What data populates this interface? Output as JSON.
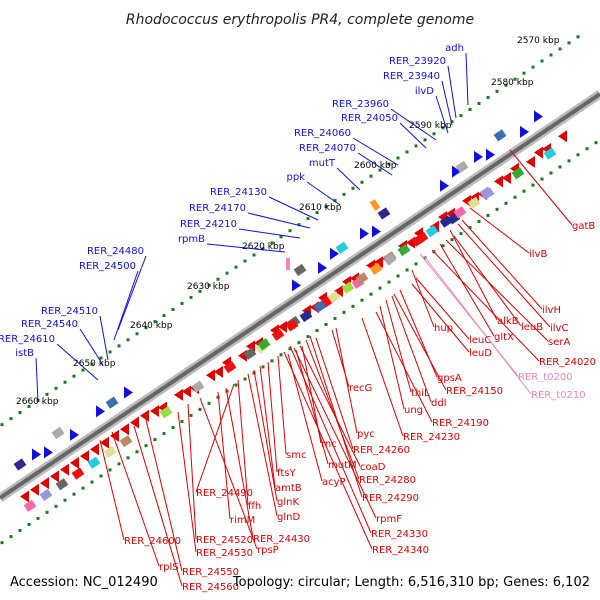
{
  "title": "Rhodococcus erythropolis PR4, complete genome",
  "footer": {
    "accession": "Accession: NC_012490",
    "summary": "Topology: circular; Length: 6,516,310 bp; Genes: 6,102"
  },
  "colors": {
    "forward": "#1010dd",
    "reverse": "#dd0000",
    "rna": "#ee88bb",
    "backbone": "#777777",
    "tick": "#1a7a1a"
  },
  "ticks": [
    "2570 kbp",
    "2580 kbp",
    "2590 kbp",
    "2600 kbp",
    "2610 kbp",
    "2620 kbp",
    "2630 kbp",
    "2640 kbp",
    "2650 kbp",
    "2660 kbp"
  ],
  "forward_labels": [
    "adh",
    "RER_23920",
    "RER_23940",
    "ilvD",
    "RER_23960",
    "RER_24050",
    "RER_24060",
    "RER_24070",
    "mutT",
    "ppk",
    "RER_24130",
    "RER_24170",
    "RER_24210",
    "rpmB",
    "RER_24480",
    "RER_24500",
    "RER_24510",
    "RER_24540",
    "RER_24610",
    "istB"
  ],
  "reverse_labels": [
    "gatB",
    "ilvB",
    "ilvH",
    "ilvC",
    "alkB",
    "leuB",
    "serA",
    "gltX",
    "RER_24020",
    "hup",
    "leuC",
    "leuD",
    "RER_t0200",
    "RER_t0210",
    "gpsA",
    "thiL",
    "ddl",
    "RER_24150",
    "ung",
    "recG",
    "RER_24190",
    "pyc",
    "RER_24230",
    "rnc",
    "RER_24260",
    "smc",
    "mutM",
    "coaD",
    "acyP",
    "RER_24280",
    "ftsY",
    "RER_24290",
    "amtB",
    "glnK",
    "glnD",
    "ffh",
    "RER_24490",
    "rimM",
    "RER_24430",
    "rplS",
    "RER_24520",
    "rpsP",
    "RER_24530",
    "RER_24600",
    "RER_24550",
    "RER_24560",
    "RER_24330",
    "rpmF",
    "RER_24340"
  ]
}
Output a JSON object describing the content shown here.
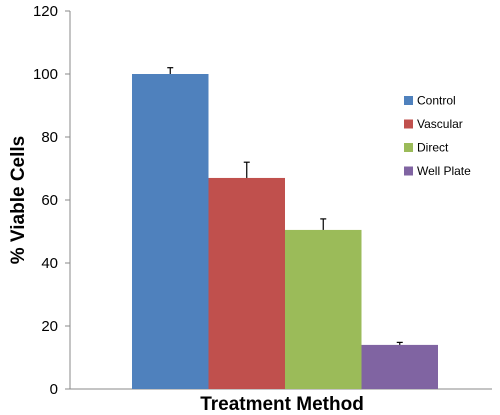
{
  "chart_data": {
    "type": "bar",
    "title": "",
    "xlabel": "Treatment Method",
    "ylabel": "% Viable Cells",
    "ylim": [
      0,
      120
    ],
    "yticks": [
      0,
      20,
      40,
      60,
      80,
      100,
      120
    ],
    "grid": false,
    "legend_position": "right",
    "series": [
      {
        "name": "Control",
        "value": 100,
        "error": 2,
        "color": "#4f81bd"
      },
      {
        "name": "Vascular",
        "value": 67,
        "error": 5,
        "color": "#c0504d"
      },
      {
        "name": "Direct",
        "value": 50.5,
        "error": 3.5,
        "color": "#9bbb59"
      },
      {
        "name": "Well Plate",
        "value": 14,
        "error": 0.8,
        "color": "#8064a2"
      }
    ]
  }
}
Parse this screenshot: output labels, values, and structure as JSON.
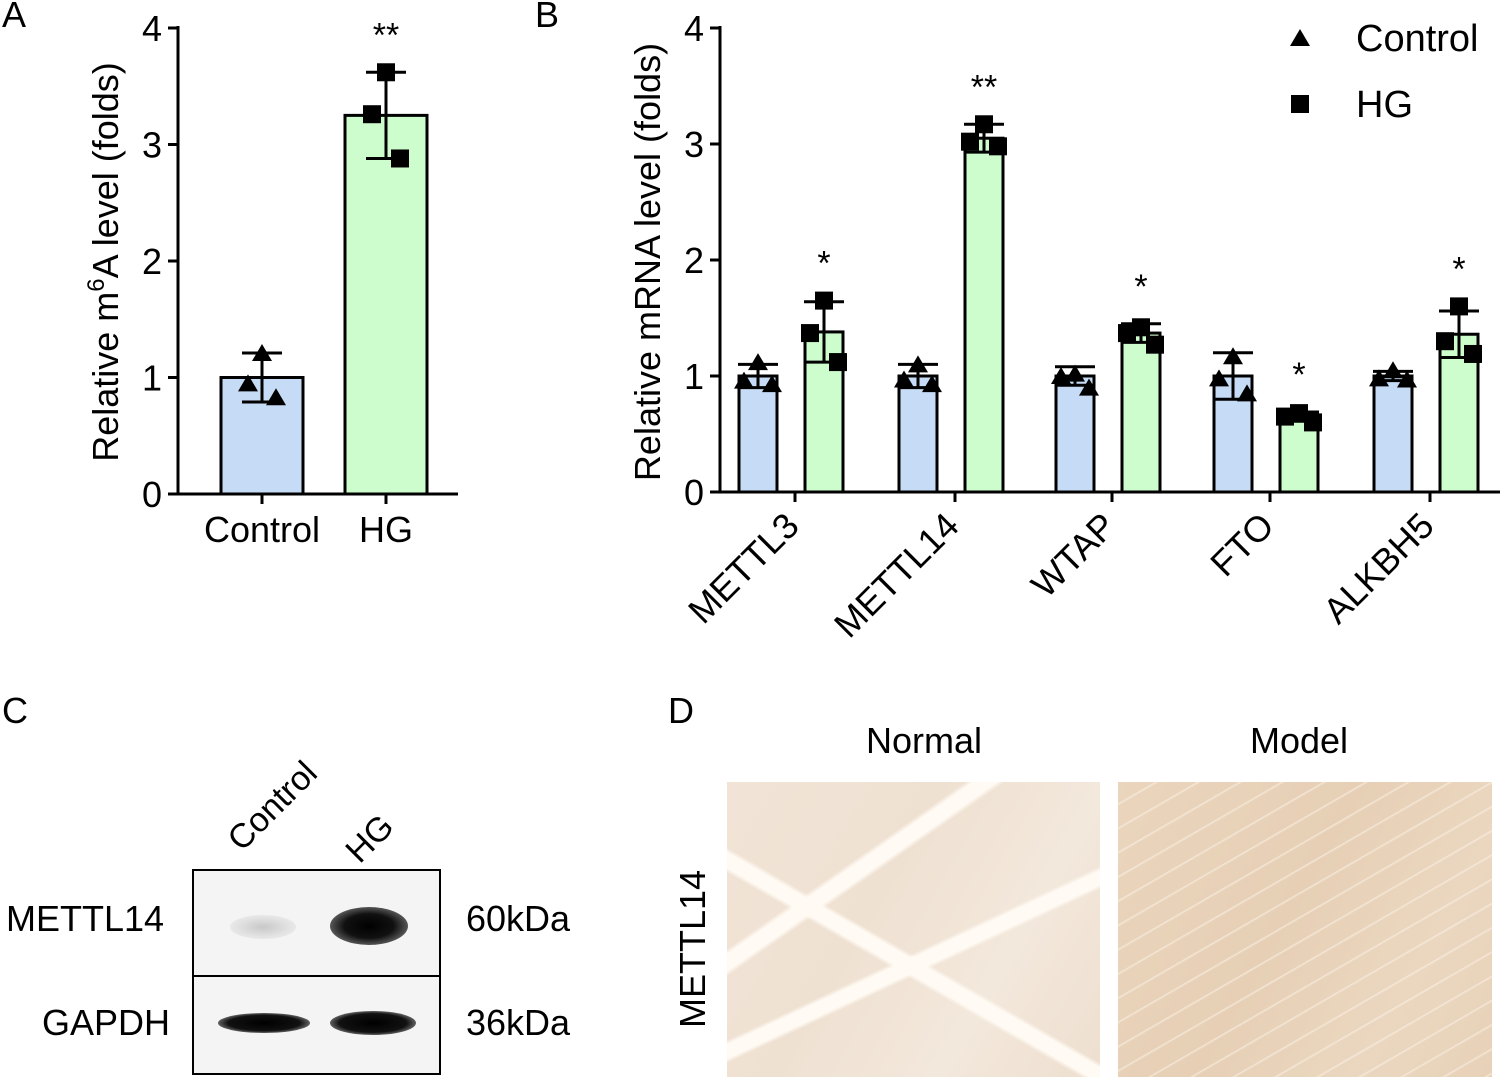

============

Exercise: Where in the records above does the word "title" appear? Copy each line that holds it.

Task response:
  "title": "Rhodococcus erythropolis PR4, complete genome",
    "title": "",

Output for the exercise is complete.